▶ _INSTRUCTIONS TO FOLLOW_
Show each line that has the string "Previous" in it.

(Extracted data entries)
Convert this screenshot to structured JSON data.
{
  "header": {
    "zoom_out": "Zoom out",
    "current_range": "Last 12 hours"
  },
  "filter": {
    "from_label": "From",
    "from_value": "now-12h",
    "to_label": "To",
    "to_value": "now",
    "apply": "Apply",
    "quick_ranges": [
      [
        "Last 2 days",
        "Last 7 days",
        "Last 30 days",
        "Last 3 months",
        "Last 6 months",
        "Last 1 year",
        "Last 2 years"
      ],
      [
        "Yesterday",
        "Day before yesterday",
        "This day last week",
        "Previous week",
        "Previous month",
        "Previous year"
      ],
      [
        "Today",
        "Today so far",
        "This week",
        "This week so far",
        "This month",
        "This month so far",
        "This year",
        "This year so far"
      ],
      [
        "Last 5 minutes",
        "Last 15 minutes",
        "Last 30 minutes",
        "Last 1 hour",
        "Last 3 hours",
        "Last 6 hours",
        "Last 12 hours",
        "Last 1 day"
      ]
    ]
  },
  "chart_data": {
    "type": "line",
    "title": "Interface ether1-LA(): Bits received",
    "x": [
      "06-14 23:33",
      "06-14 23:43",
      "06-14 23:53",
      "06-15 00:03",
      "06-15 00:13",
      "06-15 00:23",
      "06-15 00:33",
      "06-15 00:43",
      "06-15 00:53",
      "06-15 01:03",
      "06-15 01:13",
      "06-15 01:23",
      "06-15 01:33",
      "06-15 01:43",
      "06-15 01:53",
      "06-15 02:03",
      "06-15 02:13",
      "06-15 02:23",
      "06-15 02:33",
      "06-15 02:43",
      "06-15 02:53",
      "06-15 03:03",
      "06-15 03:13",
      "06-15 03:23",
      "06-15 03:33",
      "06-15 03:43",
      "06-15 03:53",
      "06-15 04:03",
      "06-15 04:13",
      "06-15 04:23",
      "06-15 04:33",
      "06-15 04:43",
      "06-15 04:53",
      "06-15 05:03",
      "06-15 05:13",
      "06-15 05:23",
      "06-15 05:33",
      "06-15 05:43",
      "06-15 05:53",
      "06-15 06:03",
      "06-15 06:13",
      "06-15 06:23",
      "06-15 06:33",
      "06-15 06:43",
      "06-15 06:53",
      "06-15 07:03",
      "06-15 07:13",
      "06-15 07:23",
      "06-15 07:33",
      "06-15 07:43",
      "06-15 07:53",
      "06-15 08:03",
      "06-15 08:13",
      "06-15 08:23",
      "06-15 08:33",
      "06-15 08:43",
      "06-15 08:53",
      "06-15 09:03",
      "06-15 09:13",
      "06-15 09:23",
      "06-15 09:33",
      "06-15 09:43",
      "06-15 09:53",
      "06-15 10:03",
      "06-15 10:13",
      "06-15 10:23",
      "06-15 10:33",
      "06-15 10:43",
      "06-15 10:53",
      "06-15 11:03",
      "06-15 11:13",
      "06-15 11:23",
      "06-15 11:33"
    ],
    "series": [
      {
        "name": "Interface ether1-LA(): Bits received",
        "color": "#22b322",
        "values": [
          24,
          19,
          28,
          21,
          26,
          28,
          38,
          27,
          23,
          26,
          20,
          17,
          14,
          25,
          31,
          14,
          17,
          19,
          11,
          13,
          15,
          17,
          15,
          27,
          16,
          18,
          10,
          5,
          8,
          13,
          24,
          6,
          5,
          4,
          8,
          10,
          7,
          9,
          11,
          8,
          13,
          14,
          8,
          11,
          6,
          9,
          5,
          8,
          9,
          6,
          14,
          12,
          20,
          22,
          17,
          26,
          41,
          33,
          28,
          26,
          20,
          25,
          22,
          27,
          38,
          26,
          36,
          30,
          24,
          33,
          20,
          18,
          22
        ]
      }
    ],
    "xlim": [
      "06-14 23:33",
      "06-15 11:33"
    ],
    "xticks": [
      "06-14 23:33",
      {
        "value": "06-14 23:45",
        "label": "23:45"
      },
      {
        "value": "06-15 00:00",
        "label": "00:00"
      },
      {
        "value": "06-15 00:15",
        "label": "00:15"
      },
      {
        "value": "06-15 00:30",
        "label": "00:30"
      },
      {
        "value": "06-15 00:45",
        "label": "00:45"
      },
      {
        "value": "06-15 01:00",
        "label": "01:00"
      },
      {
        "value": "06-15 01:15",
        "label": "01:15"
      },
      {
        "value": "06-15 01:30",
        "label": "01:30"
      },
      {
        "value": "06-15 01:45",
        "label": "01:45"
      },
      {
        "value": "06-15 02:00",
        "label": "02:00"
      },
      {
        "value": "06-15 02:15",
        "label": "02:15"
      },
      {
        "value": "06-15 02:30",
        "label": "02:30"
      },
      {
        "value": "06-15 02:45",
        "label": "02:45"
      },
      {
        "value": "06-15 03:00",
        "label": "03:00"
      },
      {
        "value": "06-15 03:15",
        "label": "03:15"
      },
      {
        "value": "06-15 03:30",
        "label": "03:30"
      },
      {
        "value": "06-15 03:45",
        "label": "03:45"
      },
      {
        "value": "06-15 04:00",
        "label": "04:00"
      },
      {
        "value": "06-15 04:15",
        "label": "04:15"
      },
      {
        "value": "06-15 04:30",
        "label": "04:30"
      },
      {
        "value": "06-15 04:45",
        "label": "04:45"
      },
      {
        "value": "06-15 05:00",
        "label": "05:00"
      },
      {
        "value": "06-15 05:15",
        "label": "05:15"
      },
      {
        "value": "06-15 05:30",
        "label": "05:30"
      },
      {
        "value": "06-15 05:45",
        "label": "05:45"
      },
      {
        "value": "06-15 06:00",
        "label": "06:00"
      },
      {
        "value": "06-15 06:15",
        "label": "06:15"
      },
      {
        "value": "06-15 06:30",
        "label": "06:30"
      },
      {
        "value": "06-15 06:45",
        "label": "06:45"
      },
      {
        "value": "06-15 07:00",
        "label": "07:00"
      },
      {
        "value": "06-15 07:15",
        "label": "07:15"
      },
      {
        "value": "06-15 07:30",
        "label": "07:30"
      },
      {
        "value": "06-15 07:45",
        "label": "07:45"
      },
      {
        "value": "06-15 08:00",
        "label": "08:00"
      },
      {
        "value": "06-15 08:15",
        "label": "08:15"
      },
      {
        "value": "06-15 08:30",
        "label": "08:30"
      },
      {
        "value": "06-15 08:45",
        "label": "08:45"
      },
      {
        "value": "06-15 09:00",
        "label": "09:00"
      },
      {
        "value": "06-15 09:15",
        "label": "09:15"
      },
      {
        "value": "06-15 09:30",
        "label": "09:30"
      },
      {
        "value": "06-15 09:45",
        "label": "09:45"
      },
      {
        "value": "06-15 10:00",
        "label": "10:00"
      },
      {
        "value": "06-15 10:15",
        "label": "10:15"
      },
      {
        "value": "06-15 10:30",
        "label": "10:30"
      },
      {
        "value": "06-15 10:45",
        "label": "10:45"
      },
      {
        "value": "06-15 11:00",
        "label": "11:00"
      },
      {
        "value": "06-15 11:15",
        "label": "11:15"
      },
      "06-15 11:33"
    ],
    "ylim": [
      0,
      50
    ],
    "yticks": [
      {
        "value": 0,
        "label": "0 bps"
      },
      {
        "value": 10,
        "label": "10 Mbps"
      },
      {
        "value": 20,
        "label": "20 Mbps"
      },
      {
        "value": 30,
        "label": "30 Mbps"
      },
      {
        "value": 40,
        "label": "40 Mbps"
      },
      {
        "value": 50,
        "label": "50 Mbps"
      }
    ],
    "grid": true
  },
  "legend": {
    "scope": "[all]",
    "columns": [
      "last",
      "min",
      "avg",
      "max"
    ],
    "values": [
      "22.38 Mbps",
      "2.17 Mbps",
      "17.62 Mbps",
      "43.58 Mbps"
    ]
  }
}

▶ _SOLUTION TO THIS EXERCISE_
        "Previous week",
        "Previous month",
        "Previous year"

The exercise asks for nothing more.